GIVEN TASK.
Find the word "libres" in the records below. List each line containing it.

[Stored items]
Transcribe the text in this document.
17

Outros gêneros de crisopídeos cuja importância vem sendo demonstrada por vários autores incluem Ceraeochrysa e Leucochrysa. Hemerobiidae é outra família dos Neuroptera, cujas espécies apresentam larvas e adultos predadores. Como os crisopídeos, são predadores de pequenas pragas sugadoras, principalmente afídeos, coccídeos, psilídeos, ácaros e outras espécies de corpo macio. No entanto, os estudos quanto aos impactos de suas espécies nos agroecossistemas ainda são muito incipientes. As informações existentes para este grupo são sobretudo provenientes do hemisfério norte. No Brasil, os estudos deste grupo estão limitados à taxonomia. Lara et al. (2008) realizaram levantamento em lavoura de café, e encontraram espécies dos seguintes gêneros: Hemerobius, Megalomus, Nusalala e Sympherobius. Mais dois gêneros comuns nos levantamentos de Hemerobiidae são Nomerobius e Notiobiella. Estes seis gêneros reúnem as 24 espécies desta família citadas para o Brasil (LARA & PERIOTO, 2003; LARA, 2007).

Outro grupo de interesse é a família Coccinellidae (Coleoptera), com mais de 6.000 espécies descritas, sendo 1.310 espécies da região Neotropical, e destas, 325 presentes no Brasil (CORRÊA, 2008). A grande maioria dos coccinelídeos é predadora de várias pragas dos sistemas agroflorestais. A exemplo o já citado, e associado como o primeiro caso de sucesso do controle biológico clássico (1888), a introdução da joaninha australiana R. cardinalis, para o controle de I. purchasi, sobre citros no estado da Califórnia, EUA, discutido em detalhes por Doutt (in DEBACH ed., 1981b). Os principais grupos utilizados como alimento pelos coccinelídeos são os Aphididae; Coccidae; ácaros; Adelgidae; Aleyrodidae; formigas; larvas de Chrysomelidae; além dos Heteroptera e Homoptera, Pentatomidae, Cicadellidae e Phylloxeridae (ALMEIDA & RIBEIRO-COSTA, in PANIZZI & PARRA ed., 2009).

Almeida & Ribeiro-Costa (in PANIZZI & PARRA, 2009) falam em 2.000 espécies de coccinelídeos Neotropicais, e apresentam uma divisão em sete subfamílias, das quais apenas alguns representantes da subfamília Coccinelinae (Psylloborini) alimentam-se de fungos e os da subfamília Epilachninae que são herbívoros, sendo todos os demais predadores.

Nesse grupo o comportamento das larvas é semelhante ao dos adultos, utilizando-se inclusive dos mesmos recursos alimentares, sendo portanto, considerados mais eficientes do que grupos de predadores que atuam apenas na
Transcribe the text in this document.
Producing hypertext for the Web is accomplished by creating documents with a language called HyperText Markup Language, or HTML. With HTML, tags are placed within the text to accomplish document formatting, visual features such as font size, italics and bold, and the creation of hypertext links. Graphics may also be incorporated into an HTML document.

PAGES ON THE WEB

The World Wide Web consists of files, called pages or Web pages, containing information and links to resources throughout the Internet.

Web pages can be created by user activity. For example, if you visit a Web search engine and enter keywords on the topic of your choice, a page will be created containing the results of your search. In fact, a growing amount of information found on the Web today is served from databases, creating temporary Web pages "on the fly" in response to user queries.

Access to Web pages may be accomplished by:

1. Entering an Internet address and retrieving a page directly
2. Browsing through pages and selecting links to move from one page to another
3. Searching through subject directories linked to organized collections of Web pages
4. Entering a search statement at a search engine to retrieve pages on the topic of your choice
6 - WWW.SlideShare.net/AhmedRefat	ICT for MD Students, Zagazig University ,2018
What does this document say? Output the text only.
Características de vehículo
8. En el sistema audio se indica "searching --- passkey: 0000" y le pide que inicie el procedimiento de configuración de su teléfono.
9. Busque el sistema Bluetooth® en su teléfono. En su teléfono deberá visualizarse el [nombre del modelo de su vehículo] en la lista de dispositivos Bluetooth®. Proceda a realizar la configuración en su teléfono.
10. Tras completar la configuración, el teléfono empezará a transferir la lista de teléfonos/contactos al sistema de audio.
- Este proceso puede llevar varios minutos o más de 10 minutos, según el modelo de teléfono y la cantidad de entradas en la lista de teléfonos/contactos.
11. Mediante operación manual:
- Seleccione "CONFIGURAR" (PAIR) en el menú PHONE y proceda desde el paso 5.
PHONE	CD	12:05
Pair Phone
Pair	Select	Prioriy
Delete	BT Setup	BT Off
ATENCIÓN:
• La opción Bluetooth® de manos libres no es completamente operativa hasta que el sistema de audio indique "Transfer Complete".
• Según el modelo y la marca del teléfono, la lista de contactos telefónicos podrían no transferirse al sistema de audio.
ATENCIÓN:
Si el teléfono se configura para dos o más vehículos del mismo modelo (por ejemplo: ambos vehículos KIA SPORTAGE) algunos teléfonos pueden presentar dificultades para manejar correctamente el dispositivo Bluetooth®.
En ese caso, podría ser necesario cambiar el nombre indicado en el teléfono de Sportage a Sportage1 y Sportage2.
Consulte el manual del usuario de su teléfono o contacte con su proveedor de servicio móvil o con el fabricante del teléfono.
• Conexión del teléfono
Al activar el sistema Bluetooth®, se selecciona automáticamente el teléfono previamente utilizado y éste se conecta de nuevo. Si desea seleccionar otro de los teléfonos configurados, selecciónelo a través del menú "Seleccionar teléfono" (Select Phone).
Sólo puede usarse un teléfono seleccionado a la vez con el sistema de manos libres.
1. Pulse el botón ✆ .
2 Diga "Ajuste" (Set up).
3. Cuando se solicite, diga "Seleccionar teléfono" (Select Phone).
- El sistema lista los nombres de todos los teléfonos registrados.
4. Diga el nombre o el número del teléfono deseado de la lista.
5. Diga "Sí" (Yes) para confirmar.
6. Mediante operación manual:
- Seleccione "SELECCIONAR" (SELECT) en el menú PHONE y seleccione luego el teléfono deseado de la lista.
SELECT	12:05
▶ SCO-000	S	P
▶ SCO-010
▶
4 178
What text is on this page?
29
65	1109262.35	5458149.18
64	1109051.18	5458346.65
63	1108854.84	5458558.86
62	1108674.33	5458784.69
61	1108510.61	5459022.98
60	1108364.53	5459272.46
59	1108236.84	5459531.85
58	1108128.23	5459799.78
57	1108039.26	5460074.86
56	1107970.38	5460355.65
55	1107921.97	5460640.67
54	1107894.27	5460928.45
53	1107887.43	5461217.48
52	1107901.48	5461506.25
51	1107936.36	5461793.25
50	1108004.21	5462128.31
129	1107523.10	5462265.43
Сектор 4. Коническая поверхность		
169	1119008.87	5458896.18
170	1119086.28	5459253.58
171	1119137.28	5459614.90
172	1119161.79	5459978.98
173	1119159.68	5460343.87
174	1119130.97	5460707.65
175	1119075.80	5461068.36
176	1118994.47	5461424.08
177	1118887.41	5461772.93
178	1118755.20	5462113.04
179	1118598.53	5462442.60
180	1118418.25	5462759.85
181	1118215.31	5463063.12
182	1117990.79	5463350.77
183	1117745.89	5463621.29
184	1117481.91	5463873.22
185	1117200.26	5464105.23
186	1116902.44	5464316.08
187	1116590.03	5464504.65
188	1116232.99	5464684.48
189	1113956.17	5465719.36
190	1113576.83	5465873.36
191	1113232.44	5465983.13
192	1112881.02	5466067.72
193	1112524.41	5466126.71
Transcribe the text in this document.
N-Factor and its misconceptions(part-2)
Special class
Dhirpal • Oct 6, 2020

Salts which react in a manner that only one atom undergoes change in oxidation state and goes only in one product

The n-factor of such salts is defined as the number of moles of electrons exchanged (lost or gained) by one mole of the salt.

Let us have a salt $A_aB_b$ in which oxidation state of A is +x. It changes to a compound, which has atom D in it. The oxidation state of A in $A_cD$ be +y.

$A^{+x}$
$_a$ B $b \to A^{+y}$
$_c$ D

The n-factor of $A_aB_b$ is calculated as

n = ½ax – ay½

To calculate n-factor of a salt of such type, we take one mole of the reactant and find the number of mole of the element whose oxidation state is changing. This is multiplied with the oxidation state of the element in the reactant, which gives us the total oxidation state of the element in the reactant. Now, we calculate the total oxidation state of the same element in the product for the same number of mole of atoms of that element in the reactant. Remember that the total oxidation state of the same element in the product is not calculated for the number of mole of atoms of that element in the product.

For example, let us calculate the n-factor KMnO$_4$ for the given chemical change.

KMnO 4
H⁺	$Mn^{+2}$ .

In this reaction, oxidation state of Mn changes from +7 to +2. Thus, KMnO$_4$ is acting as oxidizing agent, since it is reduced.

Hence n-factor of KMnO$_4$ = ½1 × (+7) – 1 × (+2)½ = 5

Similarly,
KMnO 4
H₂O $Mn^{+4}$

PROBLEM SOLUTION.
• La opción Bluetooth® de manos libres no es completamente operativa hasta que el sistema de audio indique "Transfer Complete".
Sólo puede usarse un teléfono seleccionado a la vez con el sistema de manos libres.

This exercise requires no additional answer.